— START Extracted records —
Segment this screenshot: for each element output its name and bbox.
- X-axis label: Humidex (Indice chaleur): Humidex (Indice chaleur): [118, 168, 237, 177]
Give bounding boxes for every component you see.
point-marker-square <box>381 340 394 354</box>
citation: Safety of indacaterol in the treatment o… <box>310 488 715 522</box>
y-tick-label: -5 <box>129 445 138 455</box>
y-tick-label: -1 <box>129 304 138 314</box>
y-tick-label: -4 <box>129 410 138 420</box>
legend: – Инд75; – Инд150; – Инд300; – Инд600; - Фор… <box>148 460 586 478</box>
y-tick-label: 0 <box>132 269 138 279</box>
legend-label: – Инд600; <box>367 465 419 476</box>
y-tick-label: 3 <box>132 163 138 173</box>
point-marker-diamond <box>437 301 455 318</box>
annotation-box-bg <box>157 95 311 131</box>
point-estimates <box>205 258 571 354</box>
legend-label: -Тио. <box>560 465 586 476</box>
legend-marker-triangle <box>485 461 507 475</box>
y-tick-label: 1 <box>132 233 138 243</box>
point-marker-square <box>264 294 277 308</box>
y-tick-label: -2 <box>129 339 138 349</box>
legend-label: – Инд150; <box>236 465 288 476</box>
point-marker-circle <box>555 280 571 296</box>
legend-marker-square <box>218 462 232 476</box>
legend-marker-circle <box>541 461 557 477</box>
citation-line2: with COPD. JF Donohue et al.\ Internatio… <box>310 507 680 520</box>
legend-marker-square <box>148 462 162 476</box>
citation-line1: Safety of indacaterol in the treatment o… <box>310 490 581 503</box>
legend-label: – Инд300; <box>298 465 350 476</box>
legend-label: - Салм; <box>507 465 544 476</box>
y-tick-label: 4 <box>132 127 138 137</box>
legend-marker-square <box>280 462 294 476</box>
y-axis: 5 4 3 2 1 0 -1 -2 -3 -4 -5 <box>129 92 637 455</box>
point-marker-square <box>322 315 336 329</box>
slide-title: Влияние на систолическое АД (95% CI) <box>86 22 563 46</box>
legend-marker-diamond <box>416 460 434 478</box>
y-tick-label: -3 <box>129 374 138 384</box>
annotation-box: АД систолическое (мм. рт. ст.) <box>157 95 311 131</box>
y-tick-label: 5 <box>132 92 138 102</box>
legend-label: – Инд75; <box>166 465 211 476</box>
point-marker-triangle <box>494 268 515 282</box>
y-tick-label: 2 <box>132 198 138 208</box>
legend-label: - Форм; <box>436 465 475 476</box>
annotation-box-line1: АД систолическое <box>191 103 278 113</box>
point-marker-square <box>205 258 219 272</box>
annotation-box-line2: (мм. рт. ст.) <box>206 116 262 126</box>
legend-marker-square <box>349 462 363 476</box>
— END Extracted records —
— The problem —
Please reproduce every one of the lines above word for word, keeping their order.

— The reply —
Segment this screenshot: for each element output its name and bbox.
- X-axis label: Humidex (Indice chaleur): Humidex (Indice chaleur): [118, 168, 237, 177]
Give bounding boxes for every component you see.
point-marker-square <box>381 340 394 354</box>
citation: Safety of indacaterol in the treatment o… <box>310 488 715 522</box>
y-tick-label: -5 <box>129 445 138 455</box>
y-tick-label: -1 <box>129 304 138 314</box>
y-tick-label: -4 <box>129 410 138 420</box>
legend: – Инд75; – Инд150; – Инд300; – Инд600; - Фор… <box>148 460 586 478</box>
y-tick-label: 0 <box>132 269 138 279</box>
legend-label: – Инд600; <box>367 465 419 476</box>
y-tick-label: 3 <box>132 163 138 173</box>
point-marker-diamond <box>437 301 455 318</box>
annotation-box-bg <box>157 95 311 131</box>
point-estimates <box>205 258 571 354</box>
legend-label: -Тио. <box>560 465 586 476</box>
legend-marker-triangle <box>485 461 507 475</box>
y-tick-label: 1 <box>132 233 138 243</box>
point-marker-square <box>264 294 277 308</box>
y-tick-label: -2 <box>129 339 138 349</box>
legend-label: – Инд150; <box>236 465 288 476</box>
point-marker-circle <box>555 280 571 296</box>
legend-marker-square <box>218 462 232 476</box>
legend-marker-circle <box>541 461 557 477</box>
citation-line2: with COPD. JF Donohue et al.\ Internatio… <box>310 507 680 520</box>
legend-marker-square <box>148 462 162 476</box>
citation-line1: Safety of indacaterol in the treatment o… <box>310 490 581 503</box>
legend-label: – Инд300; <box>298 465 350 476</box>
legend-label: - Салм; <box>507 465 544 476</box>
y-tick-label: 4 <box>132 127 138 137</box>
legend-marker-square <box>280 462 294 476</box>
y-axis: 5 4 3 2 1 0 -1 -2 -3 -4 -5 <box>129 92 637 455</box>
point-marker-square <box>322 315 336 329</box>
slide-title: Влияние на систолическое АД (95% CI) <box>86 22 563 46</box>
legend-marker-diamond <box>416 460 434 478</box>
y-tick-label: -3 <box>129 374 138 384</box>
annotation-box: АД систолическое (мм. рт. ст.) <box>157 95 311 131</box>
y-tick-label: 5 <box>132 92 138 102</box>
legend-label: – Инд75; <box>166 465 211 476</box>
point-marker-triangle <box>494 268 515 282</box>
y-tick-label: 2 <box>132 198 138 208</box>
legend-label: - Форм; <box>436 465 475 476</box>
annotation-box-line1: АД систолическое <box>191 103 278 113</box>
point-marker-square <box>205 258 219 272</box>
annotation-box-line2: (мм. рт. ст.) <box>206 116 262 126</box>
legend-marker-square <box>349 462 363 476</box>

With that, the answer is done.